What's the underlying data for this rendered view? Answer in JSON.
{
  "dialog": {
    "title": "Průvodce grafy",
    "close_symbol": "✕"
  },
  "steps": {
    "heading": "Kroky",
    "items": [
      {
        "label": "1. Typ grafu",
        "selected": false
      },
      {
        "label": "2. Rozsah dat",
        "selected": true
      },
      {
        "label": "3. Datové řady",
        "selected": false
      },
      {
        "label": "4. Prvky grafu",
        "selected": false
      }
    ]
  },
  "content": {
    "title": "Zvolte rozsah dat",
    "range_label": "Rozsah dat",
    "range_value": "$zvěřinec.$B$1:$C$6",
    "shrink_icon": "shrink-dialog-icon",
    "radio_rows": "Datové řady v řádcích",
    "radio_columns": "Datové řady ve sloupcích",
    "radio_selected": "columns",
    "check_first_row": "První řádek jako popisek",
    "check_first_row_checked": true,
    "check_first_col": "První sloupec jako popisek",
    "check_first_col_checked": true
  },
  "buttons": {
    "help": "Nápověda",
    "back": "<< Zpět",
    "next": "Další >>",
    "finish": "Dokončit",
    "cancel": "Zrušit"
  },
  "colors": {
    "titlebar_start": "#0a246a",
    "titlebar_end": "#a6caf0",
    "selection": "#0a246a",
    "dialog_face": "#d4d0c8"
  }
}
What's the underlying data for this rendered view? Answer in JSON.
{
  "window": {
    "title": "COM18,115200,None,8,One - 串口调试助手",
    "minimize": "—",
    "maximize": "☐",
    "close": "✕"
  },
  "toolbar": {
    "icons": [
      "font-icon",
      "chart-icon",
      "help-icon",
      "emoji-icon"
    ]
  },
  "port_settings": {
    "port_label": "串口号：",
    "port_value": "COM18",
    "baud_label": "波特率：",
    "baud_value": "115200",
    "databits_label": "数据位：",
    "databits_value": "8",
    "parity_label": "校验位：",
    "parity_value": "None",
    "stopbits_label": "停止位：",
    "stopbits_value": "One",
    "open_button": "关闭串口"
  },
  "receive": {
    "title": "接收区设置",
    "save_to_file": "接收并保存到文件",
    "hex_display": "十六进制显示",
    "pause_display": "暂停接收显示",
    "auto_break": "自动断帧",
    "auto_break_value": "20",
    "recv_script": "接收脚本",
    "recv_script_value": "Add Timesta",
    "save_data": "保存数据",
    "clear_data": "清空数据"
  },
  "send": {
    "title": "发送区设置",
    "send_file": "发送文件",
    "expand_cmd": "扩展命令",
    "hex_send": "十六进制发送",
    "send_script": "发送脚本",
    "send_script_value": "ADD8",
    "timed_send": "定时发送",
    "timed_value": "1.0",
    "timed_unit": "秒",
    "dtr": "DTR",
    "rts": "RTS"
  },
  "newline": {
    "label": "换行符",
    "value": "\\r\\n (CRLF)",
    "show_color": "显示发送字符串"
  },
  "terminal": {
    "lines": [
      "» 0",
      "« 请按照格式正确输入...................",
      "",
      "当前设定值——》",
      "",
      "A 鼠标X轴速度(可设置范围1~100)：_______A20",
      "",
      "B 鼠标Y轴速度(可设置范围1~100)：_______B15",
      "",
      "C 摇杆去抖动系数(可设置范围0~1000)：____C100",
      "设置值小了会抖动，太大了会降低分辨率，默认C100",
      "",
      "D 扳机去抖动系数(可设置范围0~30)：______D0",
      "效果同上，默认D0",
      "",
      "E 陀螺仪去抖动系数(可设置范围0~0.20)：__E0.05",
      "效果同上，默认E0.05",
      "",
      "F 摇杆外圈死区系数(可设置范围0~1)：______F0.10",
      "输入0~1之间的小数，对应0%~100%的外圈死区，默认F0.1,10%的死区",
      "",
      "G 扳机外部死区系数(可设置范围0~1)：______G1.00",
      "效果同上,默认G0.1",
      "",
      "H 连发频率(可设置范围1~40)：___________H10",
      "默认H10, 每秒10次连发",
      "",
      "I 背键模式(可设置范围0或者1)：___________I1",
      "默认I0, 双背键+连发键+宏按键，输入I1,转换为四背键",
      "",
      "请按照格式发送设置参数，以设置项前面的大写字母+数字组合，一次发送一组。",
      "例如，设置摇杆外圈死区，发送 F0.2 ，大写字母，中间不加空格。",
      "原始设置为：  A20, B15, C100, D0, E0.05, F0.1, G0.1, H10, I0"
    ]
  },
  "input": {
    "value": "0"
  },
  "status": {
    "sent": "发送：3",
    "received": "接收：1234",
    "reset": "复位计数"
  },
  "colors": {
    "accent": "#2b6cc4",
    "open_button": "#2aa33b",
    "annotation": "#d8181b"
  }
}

● ● ●

* **OBJECTIVE**
Your task is to repeat each line of the material exactly.

* **IN RESPONSE**
What's the underlying data for this rendered view? Answer in JSON.
{
  "dialog": {
    "title": "Průvodce grafy",
    "close_symbol": "✕"
  },
  "steps": {
    "heading": "Kroky",
    "items": [
      {
        "label": "1. Typ grafu",
        "selected": false
      },
      {
        "label": "2. Rozsah dat",
        "selected": true
      },
      {
        "label": "3. Datové řady",
        "selected": false
      },
      {
        "label": "4. Prvky grafu",
        "selected": false
      }
    ]
  },
  "content": {
    "title": "Zvolte rozsah dat",
    "range_label": "Rozsah dat",
    "range_value": "$zvěřinec.$B$1:$C$6",
    "shrink_icon": "shrink-dialog-icon",
    "radio_rows": "Datové řady v řádcích",
    "radio_columns": "Datové řady ve sloupcích",
    "radio_selected": "columns",
    "check_first_row": "První řádek jako popisek",
    "check_first_row_checked": true,
    "check_first_col": "První sloupec jako popisek",
    "check_first_col_checked": true
  },
  "buttons": {
    "help": "Nápověda",
    "back": "<< Zpět",
    "next": "Další >>",
    "finish": "Dokončit",
    "cancel": "Zrušit"
  },
  "colors": {
    "titlebar_start": "#0a246a",
    "titlebar_end": "#a6caf0",
    "selection": "#0a246a",
    "dialog_face": "#d4d0c8"
  }
}
What's the underlying data for this rendered view? Answer in JSON.
{
  "window": {
    "title": "COM18,115200,None,8,One - 串口调试助手",
    "minimize": "—",
    "maximize": "☐",
    "close": "✕"
  },
  "toolbar": {
    "icons": [
      "font-icon",
      "chart-icon",
      "help-icon",
      "emoji-icon"
    ]
  },
  "port_settings": {
    "port_label": "串口号：",
    "port_value": "COM18",
    "baud_label": "波特率：",
    "baud_value": "115200",
    "databits_label": "数据位：",
    "databits_value": "8",
    "parity_label": "校验位：",
    "parity_value": "None",
    "stopbits_label": "停止位：",
    "stopbits_value": "One",
    "open_button": "关闭串口"
  },
  "receive": {
    "title": "接收区设置",
    "save_to_file": "接收并保存到文件",
    "hex_display": "十六进制显示",
    "pause_display": "暂停接收显示",
    "auto_break": "自动断帧",
    "auto_break_value": "20",
    "recv_script": "接收脚本",
    "recv_script_value": "Add Timesta",
    "save_data": "保存数据",
    "clear_data": "清空数据"
  },
  "send": {
    "title": "发送区设置",
    "send_file": "发送文件",
    "expand_cmd": "扩展命令",
    "hex_send": "十六进制发送",
    "send_script": "发送脚本",
    "send_script_value": "ADD8",
    "timed_send": "定时发送",
    "timed_value": "1.0",
    "timed_unit": "秒",
    "dtr": "DTR",
    "rts": "RTS"
  },
  "newline": {
    "label": "换行符",
    "value": "\\r\\n (CRLF)",
    "show_color": "显示发送字符串"
  },
  "terminal": {
    "lines": [
      "» 0",
      "« 请按照格式正确输入...................",
      "",
      "当前设定值——》",
      "",
      "A 鼠标X轴速度(可设置范围1~100)：_______A20",
      "",
      "B 鼠标Y轴速度(可设置范围1~100)：_______B15",
      "",
      "C 摇杆去抖动系数(可设置范围0~1000)：____C100",
      "设置值小了会抖动，太大了会降低分辨率，默认C100",
      "",
      "D 扳机去抖动系数(可设置范围0~30)：______D0",
      "效果同上，默认D0",
      "",
      "E 陀螺仪去抖动系数(可设置范围0~0.20)：__E0.05",
      "效果同上，默认E0.05",
      "",
      "F 摇杆外圈死区系数(可设置范围0~1)：______F0.10",
      "输入0~1之间的小数，对应0%~100%的外圈死区，默认F0.1,10%的死区",
      "",
      "G 扳机外部死区系数(可设置范围0~1)：______G1.00",
      "效果同上,默认G0.1",
      "",
      "H 连发频率(可设置范围1~40)：___________H10",
      "默认H10, 每秒10次连发",
      "",
      "I 背键模式(可设置范围0或者1)：___________I1",
      "默认I0, 双背键+连发键+宏按键，输入I1,转换为四背键",
      "",
      "请按照格式发送设置参数，以设置项前面的大写字母+数字组合，一次发送一组。",
      "例如，设置摇杆外圈死区，发送 F0.2 ，大写字母，中间不加空格。",
      "原始设置为：  A20, B15, C100, D0, E0.05, F0.1, G0.1, H10, I0"
    ]
  },
  "input": {
    "value": "0"
  },
  "status": {
    "sent": "发送：3",
    "received": "接收：1234",
    "reset": "复位计数"
  },
  "colors": {
    "accent": "#2b6cc4",
    "open_button": "#2aa33b",
    "annotation": "#d8181b"
  }
}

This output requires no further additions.